In the material below, find all lines with the string "caption" and copy them.

-- start of Provided entries --

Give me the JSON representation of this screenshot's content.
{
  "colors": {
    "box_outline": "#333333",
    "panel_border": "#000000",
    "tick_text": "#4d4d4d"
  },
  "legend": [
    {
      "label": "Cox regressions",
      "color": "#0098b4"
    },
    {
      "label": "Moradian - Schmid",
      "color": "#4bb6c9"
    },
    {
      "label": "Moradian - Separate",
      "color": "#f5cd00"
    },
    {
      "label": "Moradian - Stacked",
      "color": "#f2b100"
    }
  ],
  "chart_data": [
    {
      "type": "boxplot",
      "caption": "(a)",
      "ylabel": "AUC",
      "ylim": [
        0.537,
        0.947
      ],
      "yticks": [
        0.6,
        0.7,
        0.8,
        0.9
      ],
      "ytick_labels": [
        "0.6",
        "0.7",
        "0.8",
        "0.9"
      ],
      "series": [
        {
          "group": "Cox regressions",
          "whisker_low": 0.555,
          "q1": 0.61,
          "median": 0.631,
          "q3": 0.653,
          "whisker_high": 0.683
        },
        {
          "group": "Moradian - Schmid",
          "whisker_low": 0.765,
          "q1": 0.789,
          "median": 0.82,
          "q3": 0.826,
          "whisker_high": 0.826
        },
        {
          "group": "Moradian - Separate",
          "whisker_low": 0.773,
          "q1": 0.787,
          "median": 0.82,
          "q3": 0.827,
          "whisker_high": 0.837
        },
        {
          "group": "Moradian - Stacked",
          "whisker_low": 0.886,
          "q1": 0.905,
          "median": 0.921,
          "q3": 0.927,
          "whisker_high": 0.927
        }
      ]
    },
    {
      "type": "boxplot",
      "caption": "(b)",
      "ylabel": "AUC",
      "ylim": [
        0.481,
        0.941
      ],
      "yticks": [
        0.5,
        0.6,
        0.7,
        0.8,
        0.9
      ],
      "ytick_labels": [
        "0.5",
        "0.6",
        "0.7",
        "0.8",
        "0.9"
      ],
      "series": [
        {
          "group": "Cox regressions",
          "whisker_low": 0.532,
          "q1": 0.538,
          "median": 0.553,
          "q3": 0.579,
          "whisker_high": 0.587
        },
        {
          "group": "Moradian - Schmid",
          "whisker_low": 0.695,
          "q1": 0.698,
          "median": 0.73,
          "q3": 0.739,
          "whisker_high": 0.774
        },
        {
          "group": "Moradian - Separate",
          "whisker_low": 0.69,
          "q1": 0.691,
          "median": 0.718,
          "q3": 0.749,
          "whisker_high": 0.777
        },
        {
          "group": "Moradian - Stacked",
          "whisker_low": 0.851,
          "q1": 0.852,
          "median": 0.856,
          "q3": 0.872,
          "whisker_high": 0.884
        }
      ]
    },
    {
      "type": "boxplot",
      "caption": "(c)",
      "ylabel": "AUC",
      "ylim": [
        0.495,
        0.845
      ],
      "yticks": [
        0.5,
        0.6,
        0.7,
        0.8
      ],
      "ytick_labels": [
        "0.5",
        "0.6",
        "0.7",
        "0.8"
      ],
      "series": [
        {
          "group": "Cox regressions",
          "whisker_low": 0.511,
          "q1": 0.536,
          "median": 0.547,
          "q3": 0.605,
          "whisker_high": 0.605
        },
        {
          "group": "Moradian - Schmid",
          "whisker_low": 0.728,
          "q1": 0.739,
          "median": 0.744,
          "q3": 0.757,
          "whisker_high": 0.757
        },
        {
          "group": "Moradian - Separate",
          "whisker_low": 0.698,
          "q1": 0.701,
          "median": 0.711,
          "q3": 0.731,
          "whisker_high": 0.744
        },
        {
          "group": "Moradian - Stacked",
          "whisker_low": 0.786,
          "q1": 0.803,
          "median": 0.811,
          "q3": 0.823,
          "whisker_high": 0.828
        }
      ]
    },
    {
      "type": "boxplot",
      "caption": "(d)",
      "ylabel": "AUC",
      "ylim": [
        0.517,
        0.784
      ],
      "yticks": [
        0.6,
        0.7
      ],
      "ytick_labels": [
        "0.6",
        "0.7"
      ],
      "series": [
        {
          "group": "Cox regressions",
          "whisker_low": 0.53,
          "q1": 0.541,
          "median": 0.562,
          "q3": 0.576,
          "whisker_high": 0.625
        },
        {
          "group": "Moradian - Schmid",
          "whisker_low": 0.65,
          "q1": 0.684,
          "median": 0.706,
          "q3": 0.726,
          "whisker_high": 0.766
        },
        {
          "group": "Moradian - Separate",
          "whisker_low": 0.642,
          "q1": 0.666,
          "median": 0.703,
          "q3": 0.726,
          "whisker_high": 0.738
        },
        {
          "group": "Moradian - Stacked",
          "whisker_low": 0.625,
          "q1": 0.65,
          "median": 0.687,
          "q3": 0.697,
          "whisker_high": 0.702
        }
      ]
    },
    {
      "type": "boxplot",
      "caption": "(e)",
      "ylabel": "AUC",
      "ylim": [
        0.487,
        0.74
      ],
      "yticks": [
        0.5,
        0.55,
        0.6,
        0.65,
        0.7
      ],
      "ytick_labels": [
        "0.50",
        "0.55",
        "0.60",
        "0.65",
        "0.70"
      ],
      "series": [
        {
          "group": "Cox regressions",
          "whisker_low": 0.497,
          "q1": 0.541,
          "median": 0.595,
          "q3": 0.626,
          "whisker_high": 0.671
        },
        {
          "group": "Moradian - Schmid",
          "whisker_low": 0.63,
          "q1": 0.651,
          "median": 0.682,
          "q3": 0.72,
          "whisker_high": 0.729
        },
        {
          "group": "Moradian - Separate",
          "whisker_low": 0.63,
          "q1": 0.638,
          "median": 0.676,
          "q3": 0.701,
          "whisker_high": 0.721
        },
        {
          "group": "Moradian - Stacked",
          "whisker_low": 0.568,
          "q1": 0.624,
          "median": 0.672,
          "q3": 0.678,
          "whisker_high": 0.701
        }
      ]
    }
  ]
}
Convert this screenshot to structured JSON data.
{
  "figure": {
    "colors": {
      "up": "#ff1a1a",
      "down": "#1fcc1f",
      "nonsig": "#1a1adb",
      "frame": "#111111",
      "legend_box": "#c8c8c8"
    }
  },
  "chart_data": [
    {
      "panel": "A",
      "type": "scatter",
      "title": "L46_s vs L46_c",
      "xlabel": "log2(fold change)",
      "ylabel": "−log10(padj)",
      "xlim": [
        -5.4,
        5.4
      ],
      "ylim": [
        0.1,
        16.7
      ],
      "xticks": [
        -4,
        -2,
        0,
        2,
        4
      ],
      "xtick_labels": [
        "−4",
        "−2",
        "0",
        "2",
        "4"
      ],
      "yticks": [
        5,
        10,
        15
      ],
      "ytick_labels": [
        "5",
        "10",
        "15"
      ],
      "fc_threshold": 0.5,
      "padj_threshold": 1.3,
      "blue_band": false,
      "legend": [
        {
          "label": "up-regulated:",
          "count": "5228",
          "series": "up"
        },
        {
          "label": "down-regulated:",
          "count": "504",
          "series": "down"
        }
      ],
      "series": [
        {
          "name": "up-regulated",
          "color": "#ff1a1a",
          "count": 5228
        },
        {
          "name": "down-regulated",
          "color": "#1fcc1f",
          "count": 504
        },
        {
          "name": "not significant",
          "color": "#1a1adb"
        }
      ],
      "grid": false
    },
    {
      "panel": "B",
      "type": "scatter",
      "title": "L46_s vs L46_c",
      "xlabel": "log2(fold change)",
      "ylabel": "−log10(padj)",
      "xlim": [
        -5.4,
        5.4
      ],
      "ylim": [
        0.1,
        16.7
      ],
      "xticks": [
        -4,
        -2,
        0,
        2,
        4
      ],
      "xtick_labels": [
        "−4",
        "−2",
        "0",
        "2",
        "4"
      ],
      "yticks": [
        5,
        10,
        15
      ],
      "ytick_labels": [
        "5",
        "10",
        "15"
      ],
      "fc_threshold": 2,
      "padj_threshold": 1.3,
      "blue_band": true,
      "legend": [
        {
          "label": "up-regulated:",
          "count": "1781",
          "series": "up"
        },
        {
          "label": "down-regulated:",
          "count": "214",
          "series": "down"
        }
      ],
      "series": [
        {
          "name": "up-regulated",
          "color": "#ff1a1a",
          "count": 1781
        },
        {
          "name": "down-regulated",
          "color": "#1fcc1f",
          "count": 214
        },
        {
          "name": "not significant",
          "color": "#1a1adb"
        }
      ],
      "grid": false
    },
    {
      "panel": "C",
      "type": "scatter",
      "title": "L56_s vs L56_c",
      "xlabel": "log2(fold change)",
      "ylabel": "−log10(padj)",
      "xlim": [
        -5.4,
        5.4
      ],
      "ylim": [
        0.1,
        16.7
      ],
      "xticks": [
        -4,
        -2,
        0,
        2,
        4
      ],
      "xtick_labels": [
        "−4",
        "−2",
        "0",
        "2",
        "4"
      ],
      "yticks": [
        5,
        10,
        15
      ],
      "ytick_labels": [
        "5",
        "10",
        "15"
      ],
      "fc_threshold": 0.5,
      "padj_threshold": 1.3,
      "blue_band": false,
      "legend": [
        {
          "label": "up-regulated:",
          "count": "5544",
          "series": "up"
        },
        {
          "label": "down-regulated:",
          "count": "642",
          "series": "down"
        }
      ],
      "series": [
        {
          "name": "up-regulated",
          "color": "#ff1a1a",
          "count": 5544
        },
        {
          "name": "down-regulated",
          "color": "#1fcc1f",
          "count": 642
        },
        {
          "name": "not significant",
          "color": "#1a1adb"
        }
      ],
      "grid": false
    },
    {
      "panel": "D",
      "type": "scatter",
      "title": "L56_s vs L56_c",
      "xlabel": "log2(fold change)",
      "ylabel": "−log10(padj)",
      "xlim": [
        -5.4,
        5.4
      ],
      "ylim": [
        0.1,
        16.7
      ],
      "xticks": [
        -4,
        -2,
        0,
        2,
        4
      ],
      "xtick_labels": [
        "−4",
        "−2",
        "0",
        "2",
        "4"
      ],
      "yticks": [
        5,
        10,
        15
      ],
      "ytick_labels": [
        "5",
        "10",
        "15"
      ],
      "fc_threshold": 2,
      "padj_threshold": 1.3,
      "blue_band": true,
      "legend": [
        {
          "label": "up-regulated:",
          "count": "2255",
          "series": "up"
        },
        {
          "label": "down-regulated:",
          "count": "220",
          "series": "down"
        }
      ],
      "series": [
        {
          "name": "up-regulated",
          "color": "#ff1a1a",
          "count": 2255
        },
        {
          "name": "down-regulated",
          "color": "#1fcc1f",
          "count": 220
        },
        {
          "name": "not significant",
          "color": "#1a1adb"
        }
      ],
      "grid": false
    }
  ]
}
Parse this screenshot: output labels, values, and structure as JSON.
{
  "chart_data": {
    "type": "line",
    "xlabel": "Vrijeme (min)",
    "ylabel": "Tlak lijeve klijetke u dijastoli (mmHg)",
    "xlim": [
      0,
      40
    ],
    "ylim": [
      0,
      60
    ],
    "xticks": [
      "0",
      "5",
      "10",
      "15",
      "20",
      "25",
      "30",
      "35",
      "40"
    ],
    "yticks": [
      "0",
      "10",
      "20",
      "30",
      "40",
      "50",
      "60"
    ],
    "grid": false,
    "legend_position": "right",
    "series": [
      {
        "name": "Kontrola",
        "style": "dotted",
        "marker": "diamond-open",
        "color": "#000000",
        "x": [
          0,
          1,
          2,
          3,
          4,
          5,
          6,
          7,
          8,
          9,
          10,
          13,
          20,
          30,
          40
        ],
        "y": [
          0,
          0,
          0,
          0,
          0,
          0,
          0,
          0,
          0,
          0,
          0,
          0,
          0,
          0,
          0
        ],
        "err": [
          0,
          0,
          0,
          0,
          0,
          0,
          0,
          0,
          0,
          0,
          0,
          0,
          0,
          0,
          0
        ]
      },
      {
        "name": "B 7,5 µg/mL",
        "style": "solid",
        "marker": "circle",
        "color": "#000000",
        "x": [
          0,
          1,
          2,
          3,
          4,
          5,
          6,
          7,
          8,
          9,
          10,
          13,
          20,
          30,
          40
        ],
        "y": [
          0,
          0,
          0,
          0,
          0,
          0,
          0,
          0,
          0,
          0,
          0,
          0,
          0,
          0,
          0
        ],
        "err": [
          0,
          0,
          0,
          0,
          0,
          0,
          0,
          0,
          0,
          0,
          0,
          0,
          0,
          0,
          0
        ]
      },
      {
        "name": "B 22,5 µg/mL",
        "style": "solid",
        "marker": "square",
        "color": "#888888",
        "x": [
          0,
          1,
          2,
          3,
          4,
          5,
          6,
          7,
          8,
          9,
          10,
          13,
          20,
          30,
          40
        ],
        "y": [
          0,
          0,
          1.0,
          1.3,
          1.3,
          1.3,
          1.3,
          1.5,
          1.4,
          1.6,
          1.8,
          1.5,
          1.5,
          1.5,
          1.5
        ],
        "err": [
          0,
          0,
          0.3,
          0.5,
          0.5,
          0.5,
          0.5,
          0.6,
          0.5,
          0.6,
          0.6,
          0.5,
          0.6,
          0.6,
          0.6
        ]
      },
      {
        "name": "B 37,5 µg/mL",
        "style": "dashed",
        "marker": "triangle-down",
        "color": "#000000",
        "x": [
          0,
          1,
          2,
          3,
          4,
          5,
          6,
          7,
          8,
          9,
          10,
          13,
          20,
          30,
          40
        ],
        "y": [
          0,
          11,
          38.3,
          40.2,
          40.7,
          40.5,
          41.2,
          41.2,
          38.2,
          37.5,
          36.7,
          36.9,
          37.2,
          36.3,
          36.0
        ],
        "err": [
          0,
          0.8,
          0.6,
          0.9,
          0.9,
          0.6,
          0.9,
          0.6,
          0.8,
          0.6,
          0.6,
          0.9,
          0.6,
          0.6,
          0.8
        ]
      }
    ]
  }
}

-- end of Provided entries --

• Result for this exercise:
      "caption": "(a)",
      "caption": "(b)",
      "caption": "(c)",
      "caption": "(d)",
      "caption": "(e)",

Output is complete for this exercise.